--- START EXERCISE INPUT ---

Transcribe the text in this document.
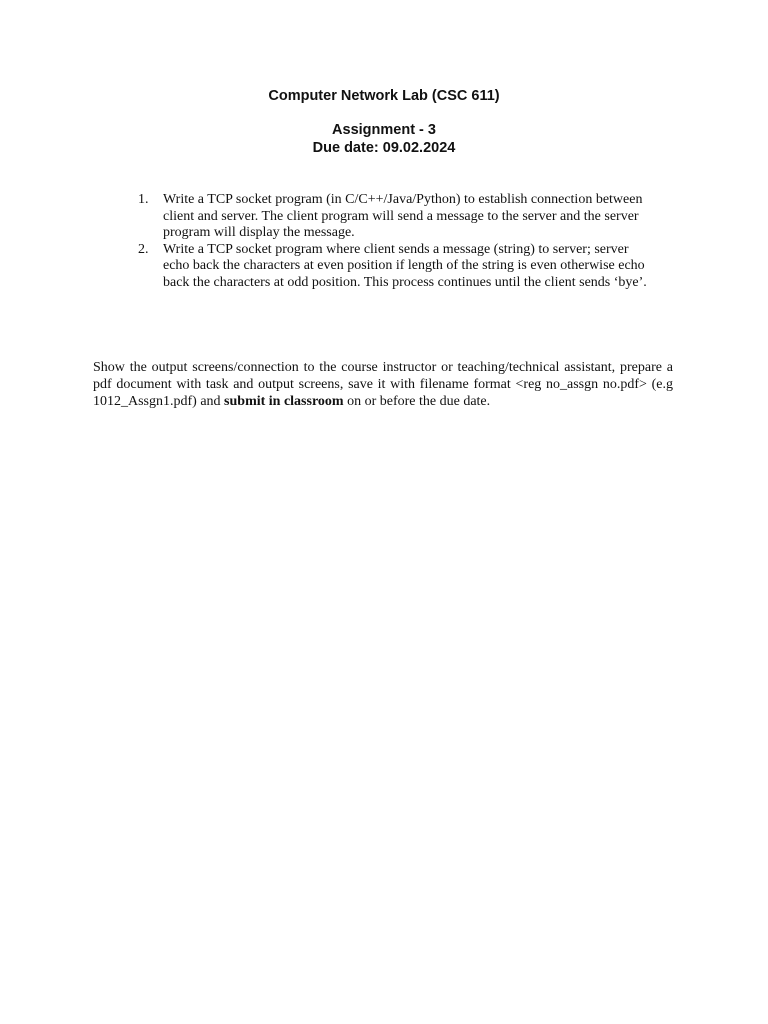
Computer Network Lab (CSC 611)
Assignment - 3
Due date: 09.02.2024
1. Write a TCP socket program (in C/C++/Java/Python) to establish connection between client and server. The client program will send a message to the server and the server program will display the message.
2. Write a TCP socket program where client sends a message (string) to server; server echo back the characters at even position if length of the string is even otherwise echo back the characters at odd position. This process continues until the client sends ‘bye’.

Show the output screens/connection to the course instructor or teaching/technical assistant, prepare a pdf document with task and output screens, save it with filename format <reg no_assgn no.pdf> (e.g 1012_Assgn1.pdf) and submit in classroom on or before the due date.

--- END EXERCISE INPUT ---

*WORK TO DO*. Report how many lines hold the string "Write", giving the number and nothing else.

*EXERCISE ANSWER*. 2